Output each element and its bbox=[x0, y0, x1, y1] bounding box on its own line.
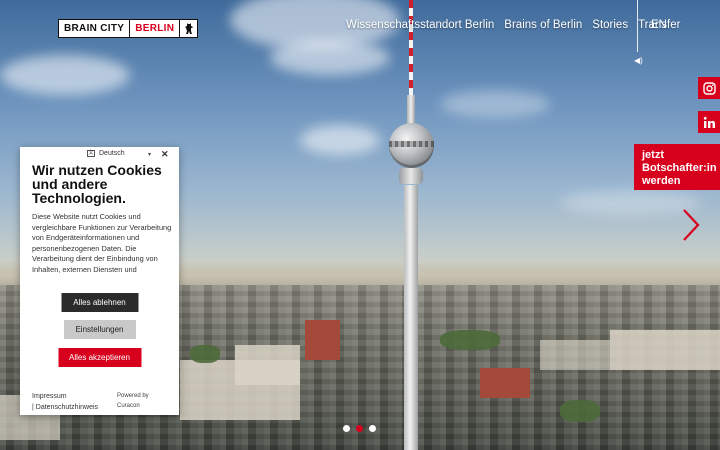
settings-button[interactable]: Einstellungen bbox=[63, 320, 136, 339]
cookie-banner: 文 Deutsch ▾ ✕ Wir nutzen Cookies und and… bbox=[20, 147, 179, 415]
chevron-right-icon[interactable] bbox=[681, 208, 701, 242]
cookie-title: Wir nutzen Cookies und andere Technologi… bbox=[32, 162, 162, 206]
cookie-language-select[interactable]: 文 Deutsch bbox=[87, 150, 125, 157]
trees bbox=[440, 330, 500, 350]
chevron-down-icon[interactable]: ▾ bbox=[148, 151, 151, 158]
trees bbox=[190, 345, 220, 363]
instagram-button[interactable] bbox=[698, 77, 720, 99]
cloud bbox=[0, 55, 130, 95]
bear-icon bbox=[180, 20, 197, 37]
powered-by-name[interactable]: Curacon bbox=[117, 401, 149, 411]
powered-by: Powered by Curacon bbox=[117, 391, 149, 411]
nav-item-brains-of-berlin[interactable]: Brains of Berlin bbox=[504, 19, 582, 31]
nav-item-stories[interactable]: Stories bbox=[592, 19, 628, 31]
cta-line-1: jetzt bbox=[642, 149, 664, 161]
cloud bbox=[440, 90, 550, 118]
linkedin-button[interactable] bbox=[698, 111, 720, 133]
accept-all-button[interactable]: Alles akzeptieren bbox=[58, 348, 141, 367]
nav-item-wissenschaftsstandort[interactable]: Wissenschaftsstandort Berlin bbox=[346, 19, 494, 31]
powered-by-label: Powered by bbox=[117, 393, 149, 399]
close-icon[interactable]: ✕ bbox=[161, 149, 169, 160]
linkedin-icon bbox=[703, 116, 715, 128]
building bbox=[235, 345, 300, 385]
tv-tower-antenna bbox=[409, 0, 413, 96]
cta-line-3: werden bbox=[642, 175, 681, 187]
flag-icon: 文 bbox=[87, 150, 95, 157]
language-switch[interactable]: EN bbox=[651, 19, 667, 31]
slider-dot[interactable] bbox=[343, 425, 350, 432]
cookie-description: Diese Website nutzt Cookies und vergleic… bbox=[32, 212, 172, 274]
nav-divider bbox=[637, 0, 638, 52]
cookie-language-label: Deutsch bbox=[99, 150, 125, 157]
building bbox=[540, 340, 610, 370]
town-hall bbox=[305, 320, 340, 360]
sound-icon[interactable]: ◀) bbox=[634, 56, 643, 65]
imprint-link[interactable]: Impressum bbox=[32, 391, 98, 402]
slider-dots bbox=[343, 425, 376, 432]
main-nav: Wissenschaftsstandort Berlin Brains of B… bbox=[346, 19, 680, 31]
tv-tower-sphere bbox=[389, 123, 434, 168]
trees bbox=[560, 400, 600, 422]
cta-line-2: Botschafter:in bbox=[642, 162, 717, 174]
brain-city-logo[interactable]: BRAIN CITY BERLIN bbox=[58, 19, 199, 38]
logo-berlin: BERLIN bbox=[130, 20, 181, 37]
privacy-link[interactable]: | Datenschutzhinweis bbox=[32, 402, 98, 413]
logo-brain-city: BRAIN CITY bbox=[59, 20, 131, 37]
cloud bbox=[270, 40, 390, 75]
tv-tower-shaft bbox=[404, 185, 418, 450]
tv-tower-ring bbox=[399, 168, 423, 184]
church bbox=[480, 368, 530, 398]
instagram-icon bbox=[702, 81, 716, 95]
slider-dot[interactable] bbox=[369, 425, 376, 432]
decline-all-button[interactable]: Alles ablehnen bbox=[61, 293, 138, 312]
slider-dot-active[interactable] bbox=[356, 425, 363, 432]
ambassador-cta-button[interactable]: jetzt Botschafter:in werden bbox=[634, 144, 720, 190]
cloud bbox=[560, 190, 700, 215]
cookie-footer-links: Impressum | Datenschutzhinweis bbox=[32, 391, 98, 413]
building bbox=[610, 330, 720, 370]
cloud bbox=[300, 125, 380, 155]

▸ **What is needed**
Reproduce the lines above verbatim, leaving out the picture.

▸ **The response**
Output each element and its bbox=[x0, y0, x1, y1] bounding box on its own line.
settings-button[interactable]: Einstellungen bbox=[63, 320, 136, 339]
cookie-banner: 文 Deutsch ▾ ✕ Wir nutzen Cookies und and… bbox=[20, 147, 179, 415]
chevron-right-icon[interactable] bbox=[681, 208, 701, 242]
cookie-title: Wir nutzen Cookies und andere Technologi… bbox=[32, 162, 162, 206]
cookie-language-select[interactable]: 文 Deutsch bbox=[87, 150, 125, 157]
trees bbox=[440, 330, 500, 350]
chevron-down-icon[interactable]: ▾ bbox=[148, 151, 151, 158]
trees bbox=[190, 345, 220, 363]
instagram-button[interactable] bbox=[698, 77, 720, 99]
cloud bbox=[0, 55, 130, 95]
bear-icon bbox=[180, 20, 197, 37]
powered-by-name[interactable]: Curacon bbox=[117, 401, 149, 411]
powered-by: Powered by Curacon bbox=[117, 391, 149, 411]
nav-item-brains-of-berlin[interactable]: Brains of Berlin bbox=[504, 19, 582, 31]
nav-item-stories[interactable]: Stories bbox=[592, 19, 628, 31]
cta-line-1: jetzt bbox=[642, 149, 664, 161]
cloud bbox=[440, 90, 550, 118]
linkedin-button[interactable] bbox=[698, 111, 720, 133]
accept-all-button[interactable]: Alles akzeptieren bbox=[58, 348, 141, 367]
nav-item-wissenschaftsstandort[interactable]: Wissenschaftsstandort Berlin bbox=[346, 19, 494, 31]
powered-by-label: Powered by bbox=[117, 393, 149, 399]
close-icon[interactable]: ✕ bbox=[161, 149, 169, 160]
linkedin-icon bbox=[703, 116, 715, 128]
building bbox=[235, 345, 300, 385]
tv-tower-antenna bbox=[409, 0, 413, 96]
cta-line-3: werden bbox=[642, 175, 681, 187]
flag-icon: 文 bbox=[87, 150, 95, 157]
language-switch[interactable]: EN bbox=[651, 19, 667, 31]
slider-dot[interactable] bbox=[343, 425, 350, 432]
cookie-description: Diese Website nutzt Cookies und vergleic… bbox=[32, 212, 172, 274]
nav-divider bbox=[637, 0, 638, 52]
cookie-language-label: Deutsch bbox=[99, 150, 125, 157]
building bbox=[540, 340, 610, 370]
town-hall bbox=[305, 320, 340, 360]
sound-icon[interactable]: ◀) bbox=[634, 56, 643, 65]
imprint-link[interactable]: Impressum bbox=[32, 391, 98, 402]
slider-dots bbox=[343, 425, 376, 432]
main-nav: Wissenschaftsstandort Berlin Brains of B… bbox=[346, 19, 680, 31]
tv-tower-sphere bbox=[389, 123, 434, 168]
trees bbox=[560, 400, 600, 422]
cta-line-2: Botschafter:in bbox=[642, 162, 717, 174]
brain-city-logo[interactable]: BRAIN CITY BERLIN bbox=[58, 19, 199, 38]
logo-berlin: BERLIN bbox=[130, 20, 181, 37]
privacy-link[interactable]: | Datenschutzhinweis bbox=[32, 402, 98, 413]
logo-brain-city: BRAIN CITY bbox=[59, 20, 131, 37]
cloud bbox=[270, 40, 390, 75]
tv-tower-shaft bbox=[404, 185, 418, 450]
tv-tower-ring bbox=[399, 168, 423, 184]
church bbox=[480, 368, 530, 398]
instagram-icon bbox=[702, 81, 716, 95]
slider-dot[interactable] bbox=[369, 425, 376, 432]
decline-all-button[interactable]: Alles ablehnen bbox=[61, 293, 138, 312]
slider-dot-active[interactable] bbox=[356, 425, 363, 432]
ambassador-cta-button[interactable]: jetzt Botschafter:in werden bbox=[634, 144, 720, 190]
cloud bbox=[560, 190, 700, 215]
cookie-footer-links: Impressum | Datenschutzhinweis bbox=[32, 391, 98, 413]
building bbox=[610, 330, 720, 370]
cloud bbox=[300, 125, 380, 155]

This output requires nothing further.